Text extract
begin

Powering real-time analytics

GridGain Systems has launched the GridGain Data Lake Accelerator, an in-memory solution for digital businesses that need to enrich operational data with historical data stored in data lakes to improve real-time analytics and decision automation. The GridGain Data Lake Accelerator is available for use with the GridGain Enterprise Edition and GridGain Ultimate Edition.

Wednesday, 12th June 2019 Posted 7 years ago in Big Data/Analytics-as-a-Service Data Analytics Infrastructure by Phil Alsop

The GridGain Data Lake Accelerator boosts data lake access by providing bi-directional integration with Apache™ Hadoop^®. This integration brings the historical data into the same in-memory computing layer as the operational data, enabling real-time analytics and computing on the combined data to drive real-time business processes. It leverages the GridGain Unified API and native Apache Spark™ connector to power real-time HTAP (hybrid transactional/analytical processing) in which transactions and analytics are performed on the same operational dataset.

“Many of today’s digital transformation and IoT use cases require real-time analytics against a combination of data lake and operational data,” said Abe Kleinfeld, president and CEO of GridGain. “The GridGain Data Lake Accelerator addresses the requirements of today’s businesses to gain instant insight, capitalize on opportunities as they arise and automate decision making.”

end

(Element-and-box listings)
begin

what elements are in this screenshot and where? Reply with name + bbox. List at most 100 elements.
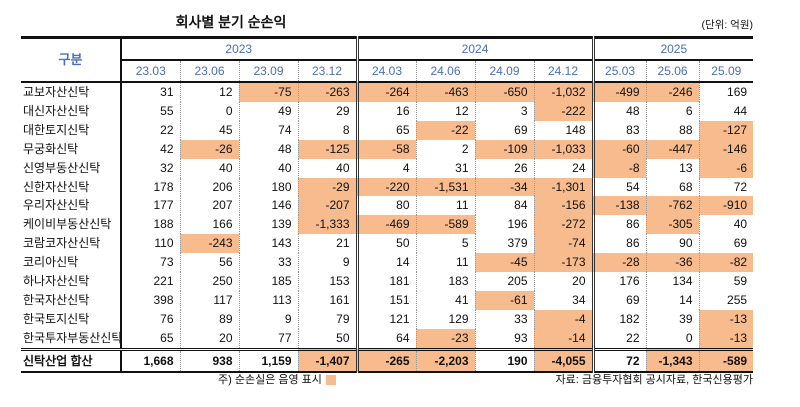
- value-cell: 40: [297, 158, 358, 178]
- value-cell: -138: [591, 196, 647, 216]
- quarter-header: 25.09: [698, 60, 754, 83]
- value-cell: 14: [355, 253, 417, 273]
- value-cell: 90: [645, 234, 700, 254]
- value-cell: -447: [645, 139, 700, 159]
- value-cell: -125: [297, 139, 358, 159]
- company-name: 신영부동산신탁: [23, 160, 101, 175]
- value-cell: -13: [698, 309, 754, 329]
- value-cell: 9: [238, 309, 298, 329]
- value-cell: -2,203: [415, 347, 476, 373]
- value-cell: 166: [179, 215, 239, 235]
- value-cell: 86: [591, 215, 647, 235]
- value-cell: 14: [645, 290, 700, 310]
- category-header: 구분: [21, 36, 122, 83]
- value-cell: 33: [474, 309, 535, 329]
- value-cell: 69: [474, 120, 535, 140]
- value-cell: -263: [297, 82, 358, 102]
- value-cell: -272: [533, 215, 594, 235]
- value-cell: -220: [355, 177, 417, 197]
- value-cell: -75: [238, 82, 298, 102]
- value-cell: 1,668: [120, 347, 180, 373]
- value-cell: -28: [591, 253, 647, 273]
- value-cell: 151: [355, 290, 417, 310]
- company-name: 코리아신탁: [23, 255, 79, 270]
- value-cell: 54: [591, 177, 647, 197]
- year-header-2023: 2023: [121, 36, 358, 61]
- value-cell: -4: [533, 309, 594, 329]
- value-cell: 196: [474, 215, 535, 235]
- value-cell: 41: [415, 290, 476, 310]
- value-cell: 207: [179, 196, 239, 216]
- value-cell: -29: [297, 177, 358, 197]
- value-cell: 72: [698, 177, 754, 197]
- value-cell: 148: [533, 120, 594, 140]
- quarter-header: 24.09: [474, 60, 535, 83]
- table-row: 케이비부동산신탁 188 166 139 -1,333 -469 -589 196 -272 86…: [21, 215, 754, 235]
- value-cell: -463: [415, 82, 476, 102]
- value-cell: 153: [297, 272, 358, 291]
- company-name: 코람코자산신탁: [23, 236, 101, 251]
- value-cell: 39: [645, 309, 700, 329]
- value-cell: 255: [698, 290, 754, 310]
- value-cell: 69: [698, 234, 754, 254]
- value-cell: 176: [591, 272, 647, 291]
- value-cell: 3: [474, 101, 535, 121]
- value-cell: 16: [355, 101, 417, 121]
- value-cell: -45: [474, 253, 535, 273]
- value-cell: 40: [698, 215, 754, 235]
- table-row: 코리아신탁 73 56 33 9 14 11 -45 -173 -28 -36 -82: [21, 253, 754, 273]
- company-name: 신탁산업 합산: [21, 347, 121, 373]
- value-cell: 0: [645, 328, 700, 350]
- value-cell: 34: [533, 290, 594, 310]
- table-row: 신영부동산신탁 32 40 40 40 4 31 26 24 -8 13 -6: [21, 158, 754, 178]
- value-cell: -207: [297, 196, 358, 216]
- value-cell: 12: [415, 101, 476, 121]
- table-row: 신한자산신탁 178 206 180 -29 -220 -1,531 -34 -1,301 54 6…: [21, 177, 754, 197]
- value-cell: -6: [698, 158, 754, 178]
- value-cell: 205: [474, 272, 535, 291]
- value-cell: 59: [698, 272, 754, 291]
- value-cell: 55: [120, 101, 180, 121]
- value-cell: -1,301: [533, 177, 594, 197]
- value-cell: -60: [591, 139, 647, 159]
- company-name: 신한자산신탁: [23, 179, 90, 194]
- value-cell: -109: [474, 139, 535, 159]
- value-cell: 56: [179, 253, 239, 273]
- value-cell: 40: [238, 158, 298, 178]
- value-cell: 146: [238, 196, 298, 216]
- table-row: 우리자산신탁 177 207 146 -207 80 11 84 -156 -138 -762 -91…: [21, 196, 754, 216]
- value-cell: -14: [533, 328, 594, 350]
- value-cell: 11: [415, 196, 476, 216]
- value-cell: 31: [120, 82, 180, 102]
- value-cell: 181: [355, 272, 417, 291]
- value-cell: 139: [238, 215, 298, 235]
- table-row: 하나자산신탁 221 250 185 153 181 183 205 20 176 134 59: [21, 272, 754, 291]
- value-cell: 80: [355, 196, 417, 216]
- value-cell: 42: [120, 139, 180, 159]
- value-cell: 177: [120, 196, 180, 216]
- value-cell: -589: [415, 215, 476, 235]
- value-cell: -82: [698, 253, 754, 273]
- value-cell: 190: [474, 347, 535, 373]
- value-cell: -650: [474, 82, 535, 102]
- value-cell: 13: [645, 158, 700, 178]
- value-cell: 74: [238, 120, 298, 140]
- company-name: 무궁화신탁: [23, 141, 79, 156]
- value-cell: -61: [474, 290, 535, 310]
- value-cell: 134: [645, 272, 700, 291]
- value-cell: 72: [591, 347, 647, 373]
- value-cell: 83: [591, 120, 647, 140]
- quarter-header: 23.03: [121, 60, 180, 83]
- value-cell: 11: [415, 253, 476, 273]
- quarter-header: 24.12: [533, 60, 594, 83]
- value-cell: 398: [120, 290, 180, 310]
- quarter-header: 23.06: [179, 60, 239, 83]
- value-cell: 178: [120, 177, 180, 197]
- value-cell: 24: [533, 158, 594, 178]
- value-cell: 8: [297, 120, 358, 140]
- quarter-header: 23.09: [238, 60, 298, 83]
- quarter-header: 23.12: [297, 60, 358, 83]
- source-note: 자료: 금융투자협회 공시자료, 한국신용평가: [555, 374, 753, 386]
- table-row: 코람코자산신탁 110 -243 143 21 50 5 379 -74 86 90 69: [21, 234, 754, 254]
- company-name: 하나자산신탁: [23, 274, 90, 289]
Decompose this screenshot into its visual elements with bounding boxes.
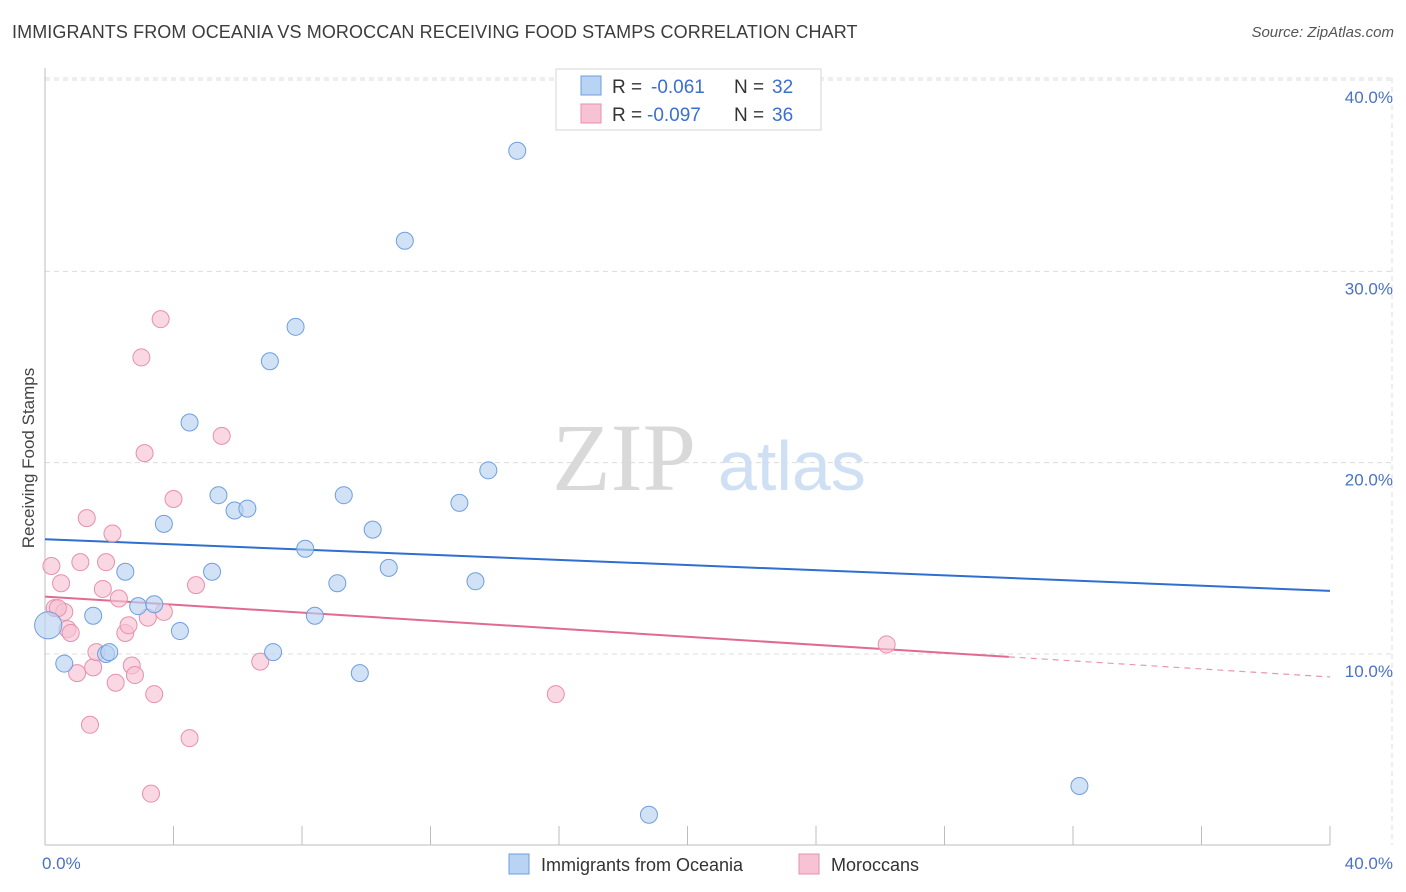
point-moroccans-13	[97, 553, 116, 572]
point-moroccans-29	[180, 729, 199, 748]
axes	[44, 68, 1331, 846]
point-moroccans-5	[61, 623, 80, 642]
point-moroccans-7	[71, 553, 90, 572]
point-moroccans-24	[142, 784, 161, 803]
trend-line-moroccans-extrapolated	[1008, 656, 1331, 678]
point-moroccans-0	[42, 556, 61, 575]
trend-line-moroccans	[44, 595, 1009, 658]
legend-n-label-2: N =	[734, 105, 764, 126]
point-moroccans-6	[68, 664, 87, 683]
series-swatch-oceania	[508, 853, 530, 875]
point-oceania-29	[508, 141, 527, 160]
point-oceania-9	[170, 622, 189, 641]
point-moroccans-14	[103, 524, 122, 543]
x-tick-label-max: 40.0%	[1345, 854, 1393, 873]
point-moroccans-27	[151, 310, 170, 329]
point-oceania-20	[328, 574, 347, 593]
series-swatch-moroccans	[798, 853, 820, 875]
point-oceania-22	[350, 664, 369, 683]
point-moroccans-9	[80, 715, 99, 734]
point-oceania-31	[1070, 777, 1089, 796]
point-oceania-24	[379, 558, 398, 577]
point-moroccans-21	[132, 348, 151, 367]
data-points	[34, 141, 1089, 824]
watermark-zip: ZIP	[552, 404, 696, 511]
legend-n-value-2: 36	[772, 105, 793, 126]
y-tick-label-40: 40.0%	[1345, 88, 1393, 107]
point-moroccans-10	[84, 658, 103, 677]
point-oceania-2	[84, 606, 103, 625]
point-moroccans-12	[93, 579, 112, 598]
source-label: Source: ZipAtlas.com	[1251, 24, 1394, 41]
point-moroccans-15	[106, 673, 125, 692]
point-oceania-1	[55, 654, 74, 673]
legend-r-label-2: R =	[612, 105, 642, 126]
point-moroccans-16	[109, 589, 128, 608]
point-oceania-17	[286, 317, 305, 336]
point-oceania-12	[209, 486, 228, 505]
trend-line-oceania	[44, 538, 1331, 592]
point-moroccans-32	[251, 652, 270, 671]
point-oceania-7	[145, 595, 164, 614]
gridlines	[45, 77, 1393, 845]
point-oceania-14	[238, 499, 257, 518]
legend-r-value-1: -0.061	[651, 77, 705, 98]
point-oceania-18	[296, 539, 315, 558]
point-moroccans-22	[135, 444, 154, 463]
point-oceania-16	[264, 643, 283, 662]
point-moroccans-34	[877, 635, 896, 654]
point-moroccans-8	[77, 509, 96, 528]
point-oceania-19	[305, 606, 324, 625]
point-oceania-28	[479, 461, 498, 480]
point-oceania-6	[129, 597, 148, 616]
legend-n-label-1: N =	[734, 77, 764, 98]
chart-title: IMMIGRANTS FROM OCEANIA VS MOROCCAN RECE…	[12, 22, 858, 42]
point-oceania-27	[466, 572, 485, 591]
point-oceania-26	[450, 493, 469, 512]
point-moroccans-33	[546, 685, 565, 704]
point-moroccans-20	[125, 666, 144, 685]
point-oceania-5	[116, 562, 135, 581]
point-moroccans-2	[52, 574, 71, 593]
point-moroccans-31	[212, 426, 231, 445]
legend-n-value-1: 32	[772, 77, 793, 98]
point-oceania-21	[334, 486, 353, 505]
watermark: ZIP atlas	[552, 404, 866, 511]
point-moroccans-18	[119, 616, 138, 635]
stats-legend: R = -0.061 N = 32 R = -0.097 N = 36	[555, 68, 822, 131]
point-oceania-30	[639, 805, 658, 824]
watermark-atlas: atlas	[718, 427, 866, 505]
y-tick-label-30: 30.0%	[1345, 279, 1393, 298]
y-axis-label: Receiving Food Stamps	[19, 368, 38, 548]
y-tick-label-10: 10.0%	[1345, 662, 1393, 681]
point-moroccans-30	[186, 576, 205, 595]
point-oceania-25	[395, 231, 414, 250]
point-oceania-15	[260, 352, 279, 371]
tick-labels: 10.0% 20.0% 30.0% 40.0% 0.0% 40.0%	[42, 88, 1393, 873]
legend-r-value-2: -0.097	[647, 105, 701, 126]
point-oceania-4	[100, 643, 119, 662]
y-tick-label-20: 20.0%	[1345, 471, 1393, 490]
point-oceania-10	[180, 413, 199, 432]
point-moroccans-28	[164, 490, 183, 509]
legend-r-label-1: R =	[612, 77, 642, 98]
point-oceania-23	[363, 520, 382, 539]
point-oceania-11	[203, 562, 222, 581]
legend-swatch-pink	[580, 103, 602, 124]
series-label-moroccans: Moroccans	[831, 855, 919, 875]
trend-lines	[44, 538, 1331, 678]
point-moroccans-25	[145, 685, 164, 704]
series-legend: Immigrants from Oceania Moroccans	[508, 853, 919, 875]
legend-swatch-blue	[580, 75, 602, 96]
point-oceania-8	[154, 514, 173, 533]
series-label-oceania: Immigrants from Oceania	[541, 855, 744, 875]
point-oceania-0	[34, 611, 63, 640]
x-tick-label-min: 0.0%	[42, 854, 81, 873]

end

Task to carry out
Resume the news article on the GridGain Data Lake Accelerator, picking up right after its final quoted paragraph and keeping its tone. The entries have no part in any of this.

Final result
“Many companies have created Hadoop-based data lakes with a view to consolidating data from multiple data sources and serving the processing and analytics needs of multiple use-cases, but have then struggled to generate the expected value,” said Matt Aslett, Research VP, Data, AI and Analytics, 451 Research. “By bringing its in-memory compute functionality to the data lake, GridGain is providing an option for accelerating access to historical and live data to support real-time decision-making.”

Typical use cases for the GridGain Data Lake Accelerator include using historical data to enrich real-time data streams, calculating thresholds for real-time operational triggers from historical trends, and displaying historical and real-time data together in operational dashboards. For example, a transportation company might be collecting a continuous stream of data from its vehicle engines. The data is ingested, processed and analyzed and then stored in a data lake, with only the most recent data retained in the operational data store. When an anomalous reading in the live data triggers an alert for a particular engine, the system needs to analyze the engine data to identify the root cause of the problem. An infrastructure powered by GridGain’s in-memory computing platform, Kafka, Spark and Hadoop makes this possible. Apache Kafka feeds the live streaming data to the GridGain in-memory computing platform and to the Hadoop data lake. Spark retrieves the required data from the data lake and delivers it to the in-memory computing platform. The GridGain in-memory computing platform maintains the combined data set in memory and runs real-time queries across the data set. The result is deep and immediate insight into the causes of the anomalous reading.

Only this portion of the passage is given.